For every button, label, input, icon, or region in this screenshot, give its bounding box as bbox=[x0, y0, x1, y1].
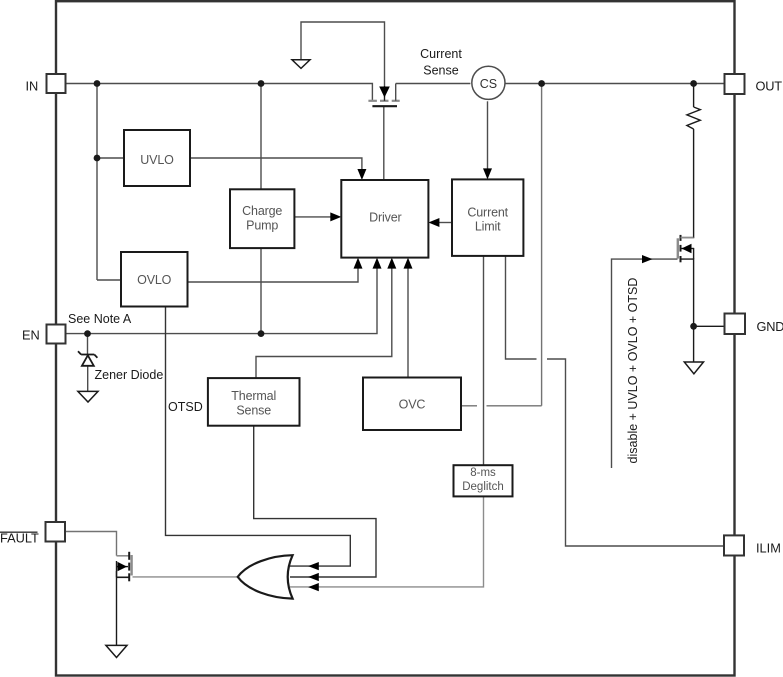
svg-text:Charge: Charge bbox=[242, 204, 282, 218]
wire Thermal Sense to Driver bbox=[256, 268, 392, 378]
wire Charge Pump to Driver bbox=[295, 216, 333, 218]
wire OUT net bbox=[396, 83, 471, 85]
arrow Charge Pump into Driver bbox=[330, 212, 341, 221]
wire OVC to Driver bbox=[407, 268, 409, 378]
wire OVLO to OR gate bbox=[166, 306, 351, 566]
svg-text:UVLO: UVLO bbox=[140, 153, 174, 167]
svg-text:GND: GND bbox=[757, 319, 783, 334]
right FET Q2 bbox=[678, 235, 694, 262]
svg-text:Deglitch: Deglitch bbox=[462, 481, 504, 493]
svg-text:OUT: OUT bbox=[756, 79, 783, 94]
svg-text:CS: CS bbox=[480, 77, 497, 91]
wire disable signal to right FET gate bbox=[612, 259, 678, 468]
svg-text:8-ms: 8-ms bbox=[470, 467, 496, 479]
wire Current Limit to 8-ms Deglitch bbox=[483, 256, 485, 465]
pass FET M1 bbox=[368, 84, 399, 107]
arrow EN into Driver bbox=[373, 258, 382, 269]
svg-text:OTSD: OTSD bbox=[168, 400, 203, 414]
wire OVLO to Driver bbox=[188, 268, 358, 282]
svg-text:Zener Diode: Zener Diode bbox=[95, 368, 164, 382]
wire OVC to OUT sense bbox=[461, 84, 542, 406]
wire IN to Charge Pump bbox=[260, 84, 262, 190]
pin FAULT bbox=[0, 522, 65, 546]
pin OUT bbox=[725, 74, 783, 94]
zener diode bbox=[78, 351, 97, 366]
wire pass FET gate to Driver bbox=[383, 106, 385, 180]
svg-text:Sense: Sense bbox=[423, 64, 458, 78]
wire resistor to right FET drain bbox=[682, 129, 694, 238]
arrow Current Limit into Driver bbox=[428, 218, 439, 227]
arrow Thermal Sense into Driver bbox=[387, 258, 396, 269]
wire top ground loop to pass FET body bbox=[301, 22, 385, 86]
wire CS to Current Limit bbox=[487, 101, 489, 172]
block Driver bbox=[341, 180, 428, 258]
svg-text:Driver: Driver bbox=[369, 211, 401, 225]
block Thermal Sense bbox=[208, 378, 300, 426]
wire UVLO to Driver bbox=[190, 158, 362, 173]
arrow OR gate input top bbox=[308, 562, 319, 570]
resistor RILIM bbox=[687, 107, 700, 129]
svg-text:Current: Current bbox=[467, 205, 508, 219]
arrow OR gate input middle bbox=[308, 573, 319, 581]
svg-text:ILIM: ILIM bbox=[756, 540, 781, 555]
svg-text:Thermal: Thermal bbox=[231, 389, 276, 403]
wire right FET source to GND bbox=[682, 259, 694, 362]
arrow OVLO into Driver bbox=[354, 258, 363, 269]
arrow disable into right FET gate bbox=[642, 255, 653, 263]
current sense circle CS bbox=[472, 66, 505, 99]
wire OUT to resistor bbox=[693, 84, 695, 108]
arrow CS into Current Limit bbox=[483, 168, 492, 179]
pin EN bbox=[22, 325, 66, 344]
wire 8-ms Deglitch to OR gate bbox=[290, 497, 484, 587]
pin IN bbox=[26, 74, 66, 94]
svg-text:OVLO: OVLO bbox=[137, 273, 172, 287]
wire zener to ground bbox=[87, 366, 89, 391]
wire Current Limit to Driver bbox=[438, 222, 452, 224]
svg-text:IN: IN bbox=[26, 79, 39, 94]
wire IN to UVLO/OVLO bbox=[96, 84, 98, 281]
svg-text:Limit: Limit bbox=[475, 219, 501, 233]
junction IN/charge-pump branch bbox=[258, 80, 265, 87]
wire GND pin bbox=[694, 325, 725, 327]
junction IN/UVLO branch bbox=[94, 80, 101, 87]
svg-text:OVC: OVC bbox=[399, 397, 426, 411]
ground right FET bbox=[684, 362, 703, 374]
wire Thermal Sense to OR gate bbox=[254, 426, 376, 577]
wire Current Limit to ILIM bbox=[506, 256, 725, 546]
wire EN to zener bbox=[87, 334, 89, 355]
junction OUT/OVC sense branch bbox=[538, 80, 545, 87]
block UVLO bbox=[124, 130, 190, 186]
block 8-ms Deglitch bbox=[454, 465, 513, 496]
svg-text:Pump: Pump bbox=[246, 219, 278, 233]
wire Charge Pump to EN net bbox=[260, 248, 262, 334]
ground zener bbox=[78, 391, 98, 402]
block OVLO bbox=[121, 252, 188, 307]
OR gate U1 bbox=[238, 555, 293, 598]
arrow UVLO into Driver bbox=[357, 169, 366, 180]
svg-text:EN: EN bbox=[22, 328, 40, 343]
svg-text:disable + UVLO + OVLO + OTSD: disable + UVLO + OVLO + OTSD bbox=[626, 278, 640, 464]
block Charge Pump bbox=[230, 189, 294, 248]
junction EN/charge-pump branch bbox=[258, 330, 265, 337]
pin GND bbox=[725, 314, 783, 335]
fault FET Q1 bbox=[117, 552, 132, 582]
junction OUT/resistor branch bbox=[690, 80, 697, 87]
svg-text:Sense: Sense bbox=[236, 403, 271, 417]
arrow OVC into Driver bbox=[404, 258, 413, 269]
arrow OR gate input bottom bbox=[308, 583, 319, 591]
wire fault FET source to ground bbox=[116, 571, 118, 645]
wire OR gate output to fault FET gate bbox=[133, 576, 238, 578]
svg-text:Current: Current bbox=[420, 47, 462, 61]
junction GND node bbox=[690, 323, 697, 330]
block OVC bbox=[363, 378, 461, 431]
block Current Limit bbox=[452, 179, 523, 256]
junction UVLO input bbox=[94, 155, 101, 162]
wire IN bus bbox=[66, 84, 372, 101]
ground top bbox=[292, 60, 310, 69]
wire EN net bbox=[66, 268, 377, 334]
svg-text:See Note A: See Note A bbox=[68, 312, 132, 326]
pin ILIM bbox=[724, 535, 781, 555]
junction EN/zener branch bbox=[84, 330, 91, 337]
arrowheads bbox=[308, 168, 652, 591]
wire FAULT pin to fault FET drain bbox=[66, 532, 117, 556]
ground fault FET bbox=[106, 645, 127, 657]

## TASK TO COMPLETE:
Pick out each line of the material above that contains the string "into". Case counts.

## WORKED ANSWER:
arrow Charge Pump into Driver bbox=[330, 212, 341, 221]
arrow EN into Driver bbox=[373, 258, 382, 269]
arrow Current Limit into Driver bbox=[428, 218, 439, 227]
arrow Thermal Sense into Driver bbox=[387, 258, 396, 269]
arrow OVLO into Driver bbox=[354, 258, 363, 269]
arrow disable into right FET gate bbox=[642, 255, 653, 263]
arrow CS into Current Limit bbox=[483, 168, 492, 179]
arrow UVLO into Driver bbox=[357, 169, 366, 180]
arrow OVC into Driver bbox=[404, 258, 413, 269]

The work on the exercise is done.